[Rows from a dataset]
--------------------------------

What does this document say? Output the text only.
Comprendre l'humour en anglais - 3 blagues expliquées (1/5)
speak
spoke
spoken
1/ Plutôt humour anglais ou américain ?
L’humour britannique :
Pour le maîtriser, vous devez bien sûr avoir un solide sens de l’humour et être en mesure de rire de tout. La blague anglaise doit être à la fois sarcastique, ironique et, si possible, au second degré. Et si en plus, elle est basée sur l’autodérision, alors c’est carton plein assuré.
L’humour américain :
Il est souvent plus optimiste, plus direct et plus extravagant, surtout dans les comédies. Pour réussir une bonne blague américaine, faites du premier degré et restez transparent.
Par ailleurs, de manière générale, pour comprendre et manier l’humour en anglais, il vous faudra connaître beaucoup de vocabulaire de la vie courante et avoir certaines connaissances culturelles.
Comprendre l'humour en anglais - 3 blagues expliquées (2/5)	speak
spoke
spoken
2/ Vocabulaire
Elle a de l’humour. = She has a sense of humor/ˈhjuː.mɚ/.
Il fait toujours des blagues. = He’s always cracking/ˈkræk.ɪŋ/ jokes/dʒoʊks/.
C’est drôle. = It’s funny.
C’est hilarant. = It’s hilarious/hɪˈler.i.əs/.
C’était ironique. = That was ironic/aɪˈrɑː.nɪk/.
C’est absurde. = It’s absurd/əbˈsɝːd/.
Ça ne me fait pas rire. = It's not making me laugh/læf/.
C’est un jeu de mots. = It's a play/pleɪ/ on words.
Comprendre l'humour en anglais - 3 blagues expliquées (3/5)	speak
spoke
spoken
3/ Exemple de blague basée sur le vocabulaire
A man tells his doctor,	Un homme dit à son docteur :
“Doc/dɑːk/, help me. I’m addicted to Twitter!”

--------------------------------

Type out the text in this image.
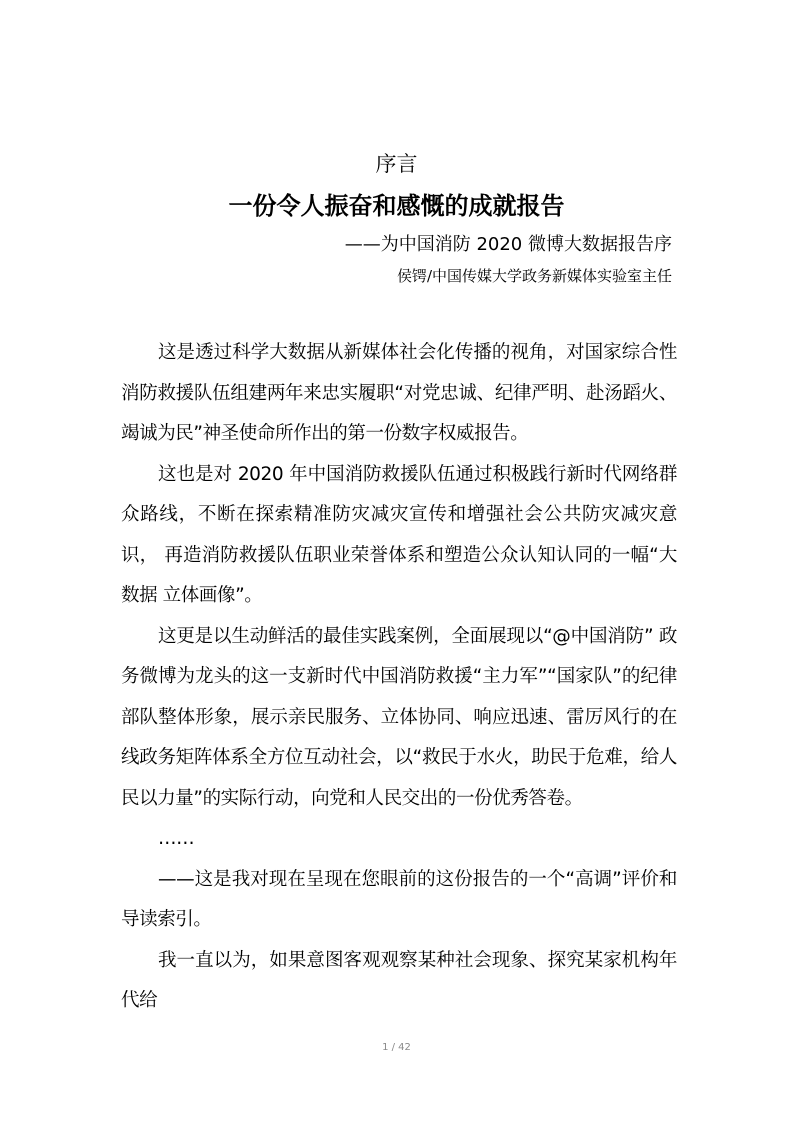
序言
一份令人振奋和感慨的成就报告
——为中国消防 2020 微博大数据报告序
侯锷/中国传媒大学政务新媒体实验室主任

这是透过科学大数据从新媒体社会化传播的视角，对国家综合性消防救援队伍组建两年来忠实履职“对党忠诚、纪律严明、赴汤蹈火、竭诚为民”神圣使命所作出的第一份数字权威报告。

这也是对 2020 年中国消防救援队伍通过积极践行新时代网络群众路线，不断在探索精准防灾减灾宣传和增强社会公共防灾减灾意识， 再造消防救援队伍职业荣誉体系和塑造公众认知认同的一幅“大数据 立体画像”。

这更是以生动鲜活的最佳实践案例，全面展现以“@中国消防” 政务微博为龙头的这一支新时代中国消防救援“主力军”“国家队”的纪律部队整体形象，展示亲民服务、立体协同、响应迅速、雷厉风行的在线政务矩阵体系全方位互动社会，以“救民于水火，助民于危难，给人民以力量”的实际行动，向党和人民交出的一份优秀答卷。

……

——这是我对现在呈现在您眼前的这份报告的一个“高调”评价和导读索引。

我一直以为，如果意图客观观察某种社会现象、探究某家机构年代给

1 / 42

--------------------------------

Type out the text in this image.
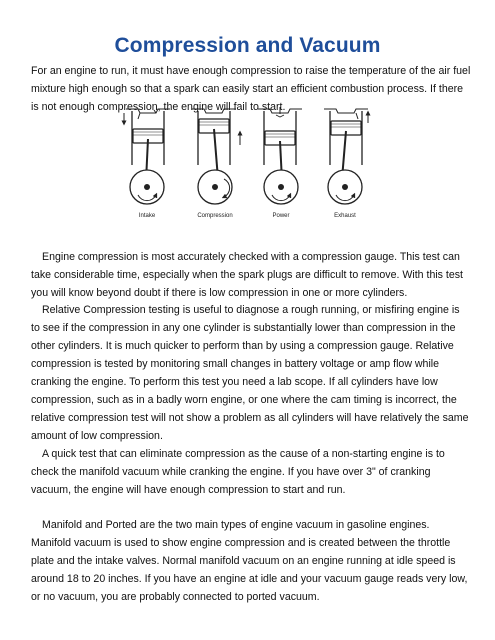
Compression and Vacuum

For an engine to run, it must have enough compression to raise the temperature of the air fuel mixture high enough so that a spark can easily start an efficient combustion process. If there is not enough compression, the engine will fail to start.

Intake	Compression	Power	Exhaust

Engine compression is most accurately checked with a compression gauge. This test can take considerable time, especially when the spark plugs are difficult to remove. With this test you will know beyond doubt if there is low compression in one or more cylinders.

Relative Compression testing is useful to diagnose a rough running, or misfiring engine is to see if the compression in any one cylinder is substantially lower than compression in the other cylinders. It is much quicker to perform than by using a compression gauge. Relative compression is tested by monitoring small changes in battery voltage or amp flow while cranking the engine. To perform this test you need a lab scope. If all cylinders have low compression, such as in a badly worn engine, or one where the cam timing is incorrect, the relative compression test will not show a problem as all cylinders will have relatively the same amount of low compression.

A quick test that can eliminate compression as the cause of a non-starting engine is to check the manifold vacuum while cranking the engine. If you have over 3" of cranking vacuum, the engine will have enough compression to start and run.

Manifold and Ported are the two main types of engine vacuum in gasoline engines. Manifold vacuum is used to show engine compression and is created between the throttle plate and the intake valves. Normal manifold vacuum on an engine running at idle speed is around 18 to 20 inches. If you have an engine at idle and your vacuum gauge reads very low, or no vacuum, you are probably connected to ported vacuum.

--------------------------------

### YOUR OBJECTIVE
Look over the records above and copy each line that includes the string "enough".

### TASK RESPONSE
For an engine to run, it must have enough compression to raise the temperature of the air fuel mixture high enough so that a spark can easily start an efficient combustion process. If there is not enough compression, the engine will fail to start.
A quick test that can eliminate compression as the cause of a non-starting engine is to check the manifold vacuum while cranking the engine. If you have over 3" of cranking vacuum, the engine will have enough compression to start and run.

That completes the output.